◆ **Data section**:
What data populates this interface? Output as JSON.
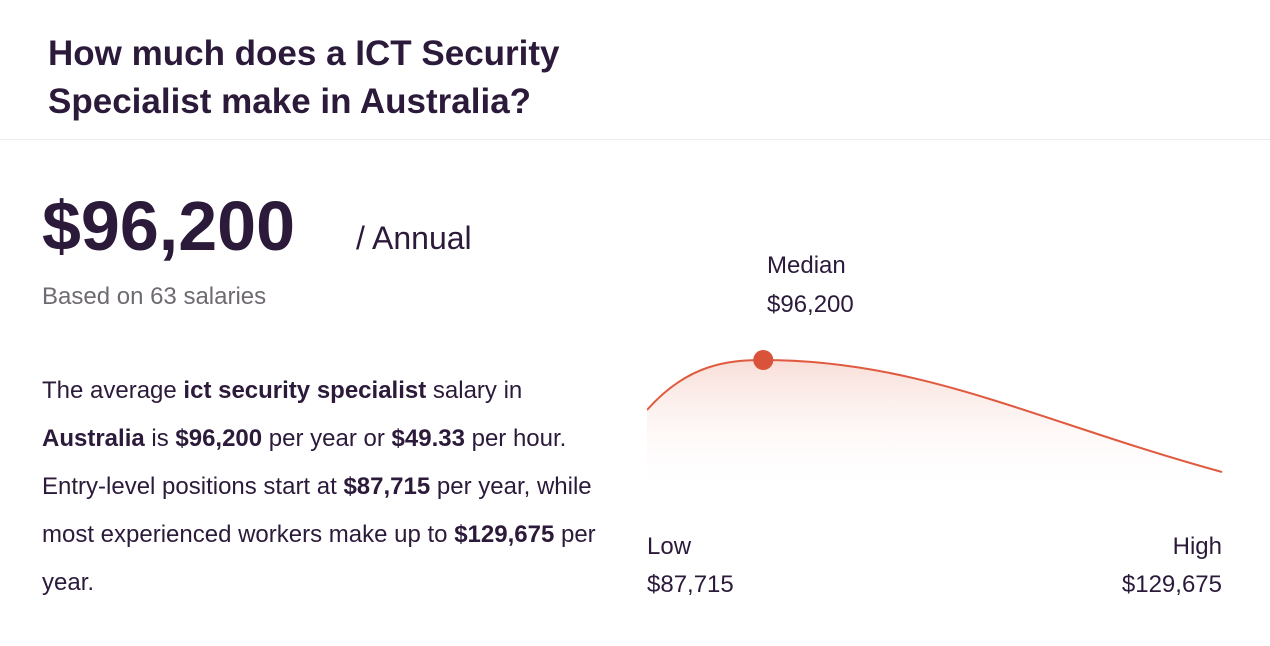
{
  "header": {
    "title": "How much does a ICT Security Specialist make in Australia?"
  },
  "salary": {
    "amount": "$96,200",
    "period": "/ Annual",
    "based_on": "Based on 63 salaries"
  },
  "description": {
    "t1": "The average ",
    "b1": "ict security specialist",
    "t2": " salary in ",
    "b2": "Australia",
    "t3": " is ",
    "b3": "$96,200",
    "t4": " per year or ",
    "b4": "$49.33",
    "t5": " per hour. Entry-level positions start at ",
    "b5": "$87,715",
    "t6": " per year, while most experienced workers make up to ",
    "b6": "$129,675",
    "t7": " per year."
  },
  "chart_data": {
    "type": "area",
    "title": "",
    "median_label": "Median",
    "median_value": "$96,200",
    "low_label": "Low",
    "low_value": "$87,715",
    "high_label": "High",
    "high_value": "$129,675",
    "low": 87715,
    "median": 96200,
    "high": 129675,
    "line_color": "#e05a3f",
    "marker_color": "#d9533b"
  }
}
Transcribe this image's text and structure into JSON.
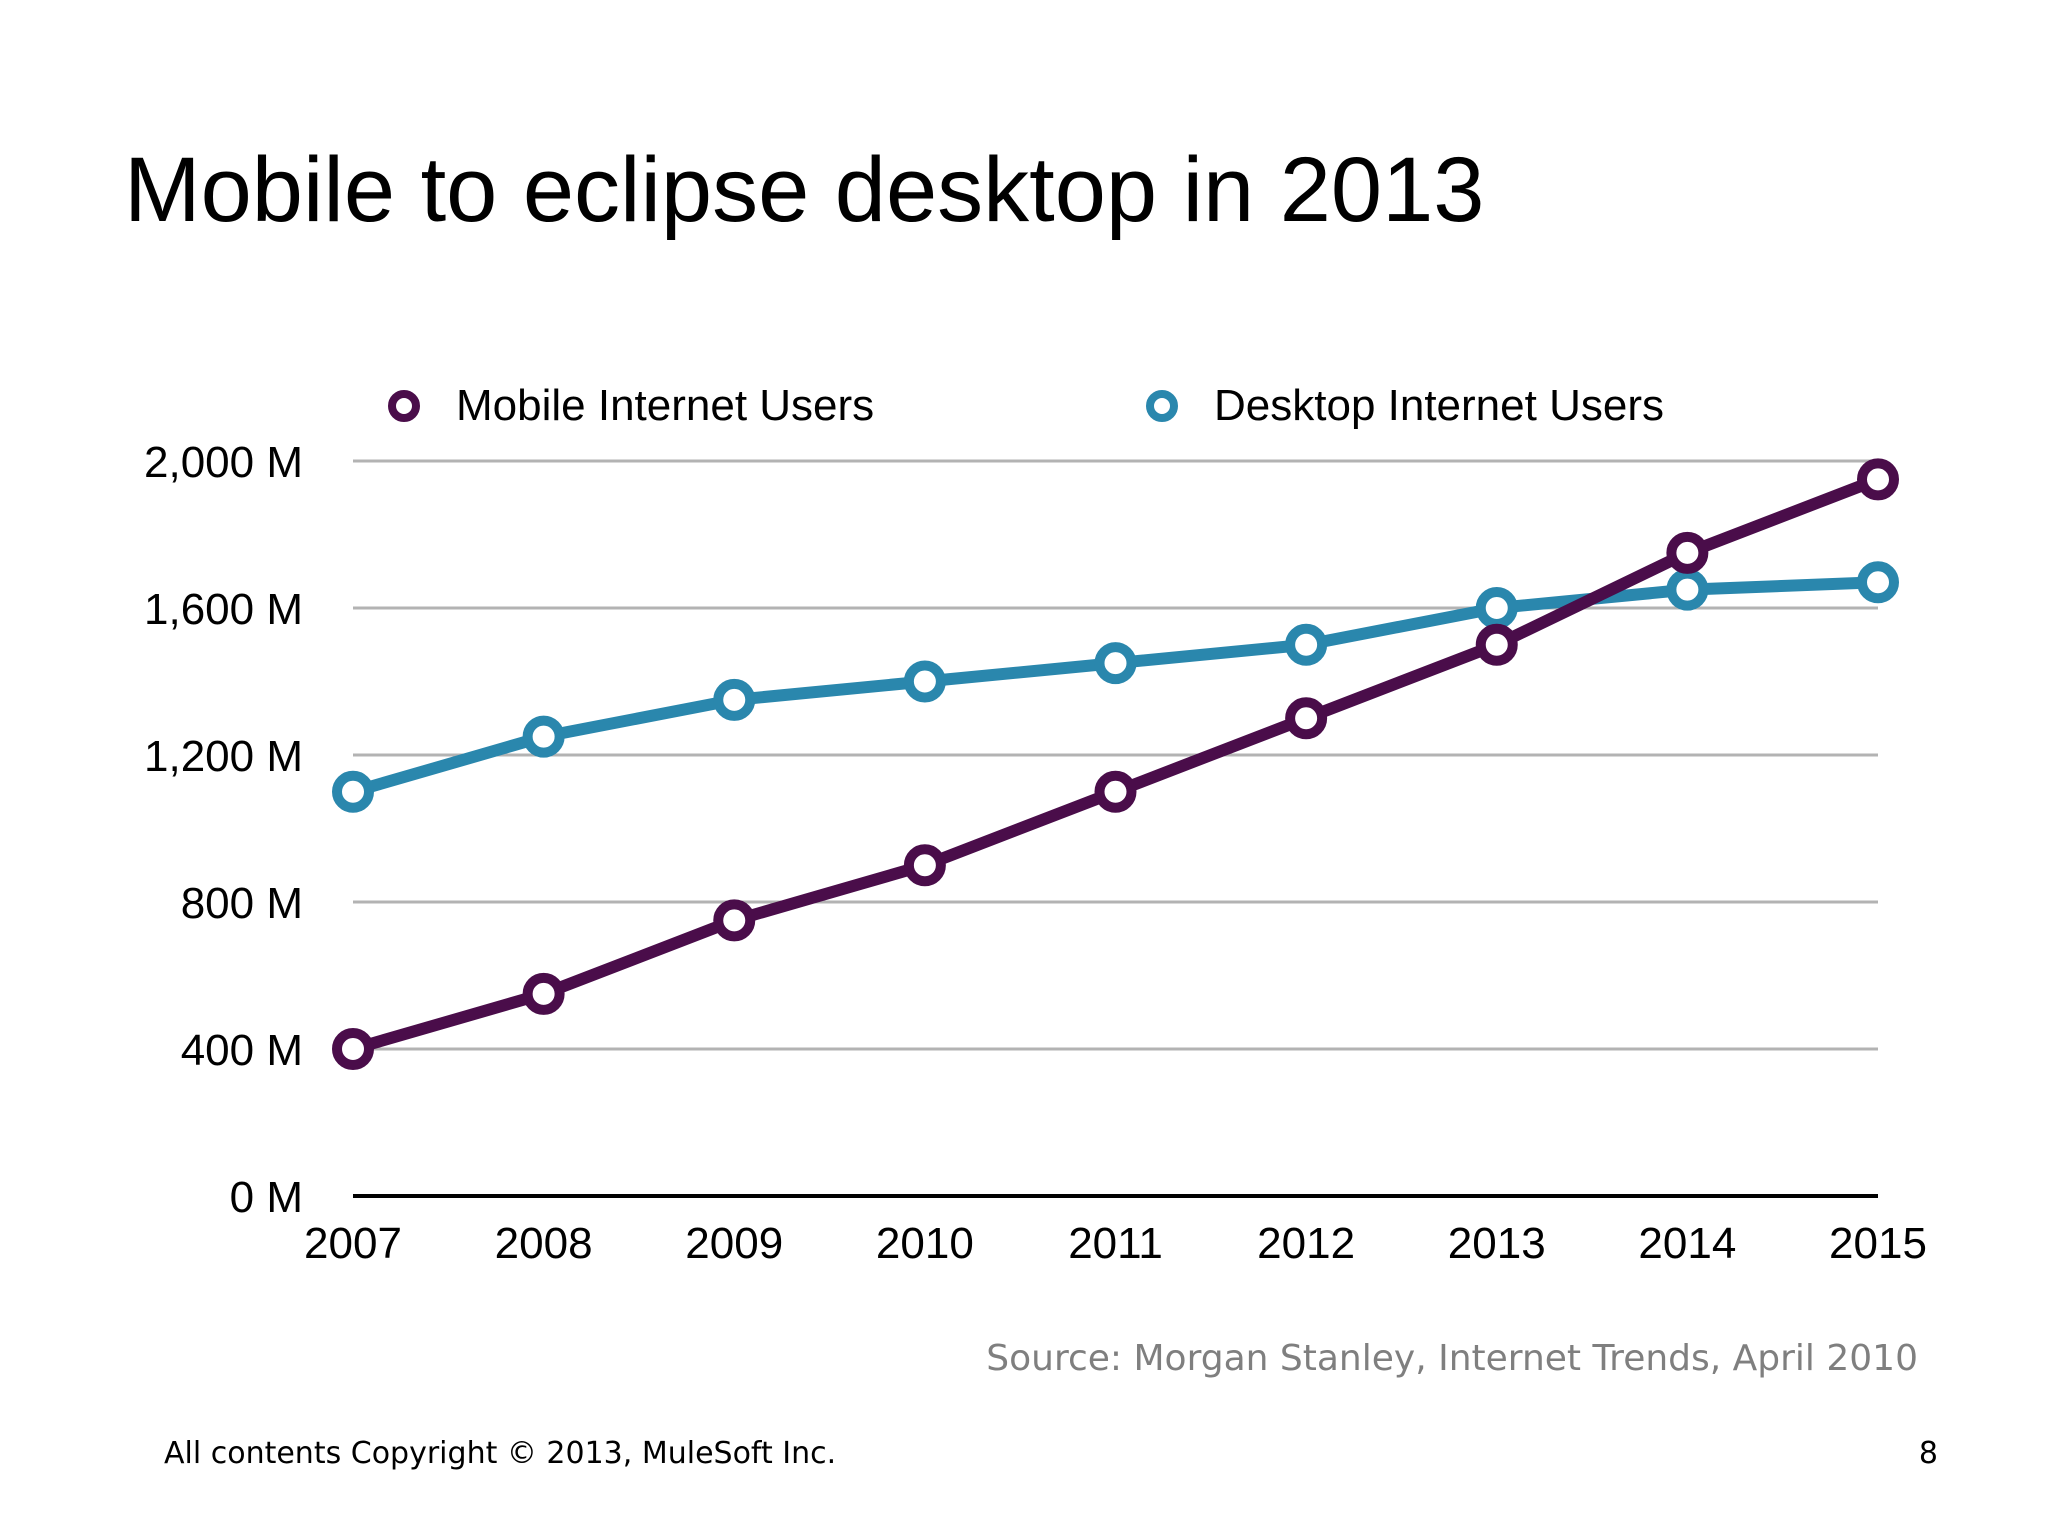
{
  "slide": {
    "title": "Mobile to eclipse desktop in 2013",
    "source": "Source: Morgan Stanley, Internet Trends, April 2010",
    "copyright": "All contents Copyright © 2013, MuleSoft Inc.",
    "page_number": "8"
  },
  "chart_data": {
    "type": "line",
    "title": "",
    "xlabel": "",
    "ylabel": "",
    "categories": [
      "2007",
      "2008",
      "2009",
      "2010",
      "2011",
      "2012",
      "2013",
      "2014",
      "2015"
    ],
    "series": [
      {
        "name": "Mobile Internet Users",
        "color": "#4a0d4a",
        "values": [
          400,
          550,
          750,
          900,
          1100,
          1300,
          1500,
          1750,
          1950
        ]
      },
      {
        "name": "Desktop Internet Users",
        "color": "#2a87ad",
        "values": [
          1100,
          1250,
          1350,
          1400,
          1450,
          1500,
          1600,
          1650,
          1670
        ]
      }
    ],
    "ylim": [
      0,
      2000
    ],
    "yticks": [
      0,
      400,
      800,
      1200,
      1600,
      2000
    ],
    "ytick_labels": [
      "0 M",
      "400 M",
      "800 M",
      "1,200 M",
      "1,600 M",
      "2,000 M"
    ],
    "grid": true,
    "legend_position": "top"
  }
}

◆ **Task prompt**: Check each line of the entries above for the word "Australia". List the ones that have it.

◆ **Exercise response**:
    "title": "How much does a ICT Security Specialist make in Australia?"
    "b2": "Australia",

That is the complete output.